## [PROBLEM DESCRIPTION]
Scan the lines below for the word "awaiting". Copy each line you find it in.
___ DATA SUPPLIED
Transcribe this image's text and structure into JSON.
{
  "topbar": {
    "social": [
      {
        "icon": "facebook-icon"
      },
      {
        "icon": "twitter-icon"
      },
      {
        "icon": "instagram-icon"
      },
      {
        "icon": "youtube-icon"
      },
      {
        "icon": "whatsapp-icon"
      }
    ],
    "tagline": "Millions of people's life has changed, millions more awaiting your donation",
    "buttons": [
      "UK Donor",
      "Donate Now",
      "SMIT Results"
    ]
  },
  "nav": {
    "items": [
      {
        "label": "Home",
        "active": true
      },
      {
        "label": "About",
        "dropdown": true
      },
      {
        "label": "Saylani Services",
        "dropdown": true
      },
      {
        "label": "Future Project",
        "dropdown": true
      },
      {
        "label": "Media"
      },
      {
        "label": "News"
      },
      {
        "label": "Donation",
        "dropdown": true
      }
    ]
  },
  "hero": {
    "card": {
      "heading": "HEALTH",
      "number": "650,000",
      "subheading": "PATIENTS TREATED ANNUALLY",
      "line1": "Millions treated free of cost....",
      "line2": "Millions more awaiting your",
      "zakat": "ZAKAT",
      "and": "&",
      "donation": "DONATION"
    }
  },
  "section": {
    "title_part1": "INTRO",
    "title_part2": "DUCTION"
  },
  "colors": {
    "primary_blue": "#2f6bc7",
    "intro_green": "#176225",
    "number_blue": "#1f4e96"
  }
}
______
## [RESPONSE]
    "tagline": "Millions of people's life has changed, millions more awaiting your donation",
      "line2": "Millions more awaiting your",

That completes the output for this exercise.